[Data supplied]:

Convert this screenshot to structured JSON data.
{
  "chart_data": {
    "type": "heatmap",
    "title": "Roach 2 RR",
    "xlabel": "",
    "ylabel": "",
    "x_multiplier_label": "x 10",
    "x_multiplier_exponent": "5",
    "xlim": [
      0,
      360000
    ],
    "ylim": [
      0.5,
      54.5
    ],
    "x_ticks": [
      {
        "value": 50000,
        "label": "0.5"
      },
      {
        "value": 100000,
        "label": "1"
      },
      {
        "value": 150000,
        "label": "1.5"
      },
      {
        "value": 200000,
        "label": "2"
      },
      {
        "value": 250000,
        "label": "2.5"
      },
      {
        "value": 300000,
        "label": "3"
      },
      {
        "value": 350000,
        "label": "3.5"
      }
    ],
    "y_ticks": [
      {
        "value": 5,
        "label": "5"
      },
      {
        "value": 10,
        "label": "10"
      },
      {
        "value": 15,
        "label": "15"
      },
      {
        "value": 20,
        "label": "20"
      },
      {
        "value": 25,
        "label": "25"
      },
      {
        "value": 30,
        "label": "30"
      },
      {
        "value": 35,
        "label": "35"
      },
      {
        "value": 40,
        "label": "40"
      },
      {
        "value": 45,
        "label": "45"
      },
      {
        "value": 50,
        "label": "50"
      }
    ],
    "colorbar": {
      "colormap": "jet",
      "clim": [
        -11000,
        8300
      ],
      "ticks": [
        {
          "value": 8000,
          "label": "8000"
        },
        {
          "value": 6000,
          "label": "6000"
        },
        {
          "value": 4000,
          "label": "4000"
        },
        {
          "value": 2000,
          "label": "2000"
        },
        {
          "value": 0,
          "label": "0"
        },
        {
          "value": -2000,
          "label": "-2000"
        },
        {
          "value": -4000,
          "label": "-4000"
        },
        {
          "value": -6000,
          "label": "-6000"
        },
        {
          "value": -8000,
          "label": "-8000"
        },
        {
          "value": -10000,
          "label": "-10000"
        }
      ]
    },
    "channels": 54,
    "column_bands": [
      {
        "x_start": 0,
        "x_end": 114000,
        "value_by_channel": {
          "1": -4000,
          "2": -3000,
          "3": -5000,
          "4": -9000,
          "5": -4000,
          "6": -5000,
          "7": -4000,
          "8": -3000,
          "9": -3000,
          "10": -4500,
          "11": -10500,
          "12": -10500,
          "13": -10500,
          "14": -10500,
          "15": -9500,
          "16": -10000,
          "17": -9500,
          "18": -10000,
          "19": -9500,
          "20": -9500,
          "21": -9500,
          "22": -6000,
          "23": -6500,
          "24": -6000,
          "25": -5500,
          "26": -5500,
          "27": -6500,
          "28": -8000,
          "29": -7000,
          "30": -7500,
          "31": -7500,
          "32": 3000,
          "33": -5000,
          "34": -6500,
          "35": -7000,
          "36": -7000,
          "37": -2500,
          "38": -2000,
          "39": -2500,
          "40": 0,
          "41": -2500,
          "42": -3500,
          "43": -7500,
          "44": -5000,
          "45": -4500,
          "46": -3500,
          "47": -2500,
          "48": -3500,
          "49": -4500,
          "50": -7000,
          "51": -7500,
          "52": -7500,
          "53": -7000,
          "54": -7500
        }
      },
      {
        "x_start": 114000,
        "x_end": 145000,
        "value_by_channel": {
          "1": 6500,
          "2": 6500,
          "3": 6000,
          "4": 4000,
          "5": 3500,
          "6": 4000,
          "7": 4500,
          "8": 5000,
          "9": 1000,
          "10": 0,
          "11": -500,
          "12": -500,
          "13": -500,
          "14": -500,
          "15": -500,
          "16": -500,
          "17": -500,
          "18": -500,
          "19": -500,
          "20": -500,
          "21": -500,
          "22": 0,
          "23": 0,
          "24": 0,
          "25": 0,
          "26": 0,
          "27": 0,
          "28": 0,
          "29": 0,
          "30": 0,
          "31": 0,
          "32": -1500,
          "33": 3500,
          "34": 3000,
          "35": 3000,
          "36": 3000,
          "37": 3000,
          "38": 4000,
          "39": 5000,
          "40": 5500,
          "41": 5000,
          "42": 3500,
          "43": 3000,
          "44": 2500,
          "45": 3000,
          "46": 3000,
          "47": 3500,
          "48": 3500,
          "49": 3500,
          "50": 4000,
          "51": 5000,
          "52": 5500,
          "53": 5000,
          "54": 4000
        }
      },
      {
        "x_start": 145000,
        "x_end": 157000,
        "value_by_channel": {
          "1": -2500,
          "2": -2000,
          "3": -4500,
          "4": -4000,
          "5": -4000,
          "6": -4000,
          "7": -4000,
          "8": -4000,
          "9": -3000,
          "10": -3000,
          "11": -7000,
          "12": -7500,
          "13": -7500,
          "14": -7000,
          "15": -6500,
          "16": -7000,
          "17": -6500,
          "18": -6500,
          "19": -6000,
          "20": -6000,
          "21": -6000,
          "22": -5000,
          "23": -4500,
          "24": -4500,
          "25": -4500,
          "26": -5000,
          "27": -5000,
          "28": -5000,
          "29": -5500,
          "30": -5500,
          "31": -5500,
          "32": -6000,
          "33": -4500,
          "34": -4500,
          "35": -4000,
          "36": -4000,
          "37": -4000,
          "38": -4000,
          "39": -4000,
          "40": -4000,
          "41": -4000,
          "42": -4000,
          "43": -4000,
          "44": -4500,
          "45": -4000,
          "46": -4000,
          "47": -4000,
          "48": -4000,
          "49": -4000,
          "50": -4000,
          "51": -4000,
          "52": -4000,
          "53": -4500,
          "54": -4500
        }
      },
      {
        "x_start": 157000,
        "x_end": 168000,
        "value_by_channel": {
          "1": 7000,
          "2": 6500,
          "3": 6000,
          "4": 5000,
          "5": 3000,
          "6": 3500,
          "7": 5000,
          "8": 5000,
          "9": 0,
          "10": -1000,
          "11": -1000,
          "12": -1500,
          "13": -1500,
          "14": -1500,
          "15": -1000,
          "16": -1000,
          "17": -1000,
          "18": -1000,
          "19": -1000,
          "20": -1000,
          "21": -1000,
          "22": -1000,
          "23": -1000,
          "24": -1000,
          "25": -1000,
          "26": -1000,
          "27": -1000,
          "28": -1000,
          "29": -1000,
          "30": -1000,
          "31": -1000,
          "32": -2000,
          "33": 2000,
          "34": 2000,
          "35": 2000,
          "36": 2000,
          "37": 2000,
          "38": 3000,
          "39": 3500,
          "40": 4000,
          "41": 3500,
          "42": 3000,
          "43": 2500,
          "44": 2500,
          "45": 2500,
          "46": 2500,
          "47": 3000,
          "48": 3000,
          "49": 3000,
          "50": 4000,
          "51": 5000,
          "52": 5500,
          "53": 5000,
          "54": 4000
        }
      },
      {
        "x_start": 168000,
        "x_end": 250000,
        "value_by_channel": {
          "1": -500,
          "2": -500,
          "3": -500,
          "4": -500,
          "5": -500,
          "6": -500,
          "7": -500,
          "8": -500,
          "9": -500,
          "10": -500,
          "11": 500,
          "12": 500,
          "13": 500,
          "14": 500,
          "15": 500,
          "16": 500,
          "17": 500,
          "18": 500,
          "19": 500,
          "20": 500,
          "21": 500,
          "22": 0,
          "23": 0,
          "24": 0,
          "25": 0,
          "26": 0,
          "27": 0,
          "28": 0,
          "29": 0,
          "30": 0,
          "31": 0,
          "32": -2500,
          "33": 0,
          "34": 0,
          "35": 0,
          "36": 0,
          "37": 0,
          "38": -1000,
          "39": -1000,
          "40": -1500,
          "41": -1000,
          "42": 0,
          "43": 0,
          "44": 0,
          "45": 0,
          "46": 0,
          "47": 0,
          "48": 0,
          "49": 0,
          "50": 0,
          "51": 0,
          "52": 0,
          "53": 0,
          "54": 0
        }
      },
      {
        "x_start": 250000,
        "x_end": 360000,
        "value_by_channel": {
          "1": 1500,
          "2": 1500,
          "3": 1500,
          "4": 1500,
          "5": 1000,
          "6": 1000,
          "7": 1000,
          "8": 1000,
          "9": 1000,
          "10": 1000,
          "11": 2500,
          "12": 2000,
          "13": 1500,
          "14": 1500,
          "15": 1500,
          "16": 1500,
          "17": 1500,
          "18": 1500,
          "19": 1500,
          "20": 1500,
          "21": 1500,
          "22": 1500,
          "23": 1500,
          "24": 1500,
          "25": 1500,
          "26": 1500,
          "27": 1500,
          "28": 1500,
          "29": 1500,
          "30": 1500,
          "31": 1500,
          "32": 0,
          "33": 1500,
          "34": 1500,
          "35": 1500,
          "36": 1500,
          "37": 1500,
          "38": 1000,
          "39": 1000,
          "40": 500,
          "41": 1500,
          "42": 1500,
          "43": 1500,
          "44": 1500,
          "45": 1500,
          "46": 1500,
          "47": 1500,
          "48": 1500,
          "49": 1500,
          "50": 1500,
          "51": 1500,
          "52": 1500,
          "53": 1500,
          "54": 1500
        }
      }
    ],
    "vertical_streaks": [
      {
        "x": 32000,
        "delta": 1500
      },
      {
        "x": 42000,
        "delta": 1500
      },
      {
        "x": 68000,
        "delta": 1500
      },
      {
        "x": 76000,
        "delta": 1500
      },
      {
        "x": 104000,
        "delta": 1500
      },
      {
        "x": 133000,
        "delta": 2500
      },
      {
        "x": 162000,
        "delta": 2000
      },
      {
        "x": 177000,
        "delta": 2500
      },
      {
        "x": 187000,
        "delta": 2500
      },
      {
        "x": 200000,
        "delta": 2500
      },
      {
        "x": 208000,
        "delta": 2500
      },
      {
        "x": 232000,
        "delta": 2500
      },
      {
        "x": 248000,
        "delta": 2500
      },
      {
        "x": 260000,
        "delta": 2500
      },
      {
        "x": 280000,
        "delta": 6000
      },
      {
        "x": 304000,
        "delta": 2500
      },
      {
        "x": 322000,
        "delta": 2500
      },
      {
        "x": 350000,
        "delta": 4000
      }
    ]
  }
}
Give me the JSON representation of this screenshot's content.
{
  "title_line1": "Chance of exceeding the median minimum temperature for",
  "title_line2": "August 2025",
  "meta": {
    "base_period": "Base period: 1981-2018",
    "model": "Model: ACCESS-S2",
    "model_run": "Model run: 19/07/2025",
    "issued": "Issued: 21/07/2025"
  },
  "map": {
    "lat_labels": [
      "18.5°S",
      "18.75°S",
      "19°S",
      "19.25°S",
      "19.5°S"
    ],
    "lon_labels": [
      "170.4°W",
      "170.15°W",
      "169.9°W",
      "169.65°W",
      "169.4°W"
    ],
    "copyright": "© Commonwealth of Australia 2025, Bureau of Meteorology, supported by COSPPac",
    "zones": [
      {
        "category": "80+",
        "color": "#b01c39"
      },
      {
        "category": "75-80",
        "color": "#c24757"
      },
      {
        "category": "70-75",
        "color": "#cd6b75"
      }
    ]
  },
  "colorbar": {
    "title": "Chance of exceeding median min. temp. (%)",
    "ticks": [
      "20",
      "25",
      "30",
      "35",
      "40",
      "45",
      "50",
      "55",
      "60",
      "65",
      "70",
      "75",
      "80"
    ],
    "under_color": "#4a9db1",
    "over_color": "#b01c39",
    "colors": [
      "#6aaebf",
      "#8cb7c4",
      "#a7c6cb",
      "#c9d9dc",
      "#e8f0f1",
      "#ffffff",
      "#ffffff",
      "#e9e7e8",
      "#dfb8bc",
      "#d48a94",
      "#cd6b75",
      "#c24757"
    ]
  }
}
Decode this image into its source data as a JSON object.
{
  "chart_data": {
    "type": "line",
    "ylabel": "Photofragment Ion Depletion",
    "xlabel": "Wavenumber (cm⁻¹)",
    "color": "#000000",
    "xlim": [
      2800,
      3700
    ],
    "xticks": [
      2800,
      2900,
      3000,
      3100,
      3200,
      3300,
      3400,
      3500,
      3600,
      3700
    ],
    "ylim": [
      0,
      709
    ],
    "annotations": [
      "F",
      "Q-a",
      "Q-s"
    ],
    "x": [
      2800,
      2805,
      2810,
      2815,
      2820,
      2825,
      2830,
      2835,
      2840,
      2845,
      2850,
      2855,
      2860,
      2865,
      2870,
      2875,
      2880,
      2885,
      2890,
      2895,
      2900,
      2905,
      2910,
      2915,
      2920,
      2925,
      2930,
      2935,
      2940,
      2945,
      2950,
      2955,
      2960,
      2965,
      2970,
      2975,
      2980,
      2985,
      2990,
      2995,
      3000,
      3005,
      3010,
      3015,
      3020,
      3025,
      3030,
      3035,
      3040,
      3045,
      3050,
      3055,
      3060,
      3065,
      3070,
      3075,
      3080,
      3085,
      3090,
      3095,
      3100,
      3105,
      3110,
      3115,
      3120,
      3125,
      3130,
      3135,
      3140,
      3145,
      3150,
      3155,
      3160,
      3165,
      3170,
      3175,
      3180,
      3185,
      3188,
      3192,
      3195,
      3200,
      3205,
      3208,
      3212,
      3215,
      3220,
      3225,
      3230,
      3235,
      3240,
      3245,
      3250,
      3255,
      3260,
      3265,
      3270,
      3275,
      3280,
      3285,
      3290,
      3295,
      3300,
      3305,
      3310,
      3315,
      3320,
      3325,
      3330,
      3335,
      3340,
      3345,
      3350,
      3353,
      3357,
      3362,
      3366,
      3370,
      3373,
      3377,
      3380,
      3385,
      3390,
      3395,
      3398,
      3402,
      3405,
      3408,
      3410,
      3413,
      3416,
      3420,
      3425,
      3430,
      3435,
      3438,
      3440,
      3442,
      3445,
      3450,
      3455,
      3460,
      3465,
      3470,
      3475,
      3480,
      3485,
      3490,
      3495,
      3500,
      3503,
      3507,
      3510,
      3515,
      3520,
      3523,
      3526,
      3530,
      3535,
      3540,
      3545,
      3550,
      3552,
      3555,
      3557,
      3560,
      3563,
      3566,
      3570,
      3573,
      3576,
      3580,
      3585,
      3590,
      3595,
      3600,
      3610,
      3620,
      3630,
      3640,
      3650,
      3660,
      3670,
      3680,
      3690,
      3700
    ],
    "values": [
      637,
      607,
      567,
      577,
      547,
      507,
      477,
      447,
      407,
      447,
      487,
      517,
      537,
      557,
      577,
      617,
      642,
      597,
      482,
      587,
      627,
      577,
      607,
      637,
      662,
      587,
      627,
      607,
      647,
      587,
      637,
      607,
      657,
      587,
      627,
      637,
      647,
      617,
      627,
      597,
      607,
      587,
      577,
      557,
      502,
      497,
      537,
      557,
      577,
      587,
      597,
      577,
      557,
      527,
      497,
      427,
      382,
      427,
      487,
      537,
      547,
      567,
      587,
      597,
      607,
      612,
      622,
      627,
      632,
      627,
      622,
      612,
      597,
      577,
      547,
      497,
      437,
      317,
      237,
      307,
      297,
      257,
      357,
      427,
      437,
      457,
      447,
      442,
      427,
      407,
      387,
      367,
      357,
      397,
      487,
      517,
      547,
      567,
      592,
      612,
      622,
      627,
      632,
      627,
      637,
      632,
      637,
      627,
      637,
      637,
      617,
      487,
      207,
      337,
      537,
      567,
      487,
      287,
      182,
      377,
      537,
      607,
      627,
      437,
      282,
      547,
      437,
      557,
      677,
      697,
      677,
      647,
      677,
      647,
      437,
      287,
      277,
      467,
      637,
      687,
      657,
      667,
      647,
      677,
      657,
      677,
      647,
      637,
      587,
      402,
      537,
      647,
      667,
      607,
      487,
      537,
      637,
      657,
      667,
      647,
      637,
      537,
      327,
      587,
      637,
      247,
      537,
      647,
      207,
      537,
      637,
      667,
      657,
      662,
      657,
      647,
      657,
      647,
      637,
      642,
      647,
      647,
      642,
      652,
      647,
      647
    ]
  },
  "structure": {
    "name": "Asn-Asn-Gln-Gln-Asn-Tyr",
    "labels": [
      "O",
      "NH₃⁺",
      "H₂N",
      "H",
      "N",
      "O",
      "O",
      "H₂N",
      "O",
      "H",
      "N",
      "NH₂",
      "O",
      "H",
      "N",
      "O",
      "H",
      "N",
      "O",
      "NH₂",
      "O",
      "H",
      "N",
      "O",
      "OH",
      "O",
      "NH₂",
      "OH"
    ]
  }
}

[Your goal]: Show every line where the string "median" appears.

[Solution for this problem]:
  "title_line1": "Chance of exceeding the median minimum temperature for",
    "title": "Chance of exceeding median min. temp. (%)",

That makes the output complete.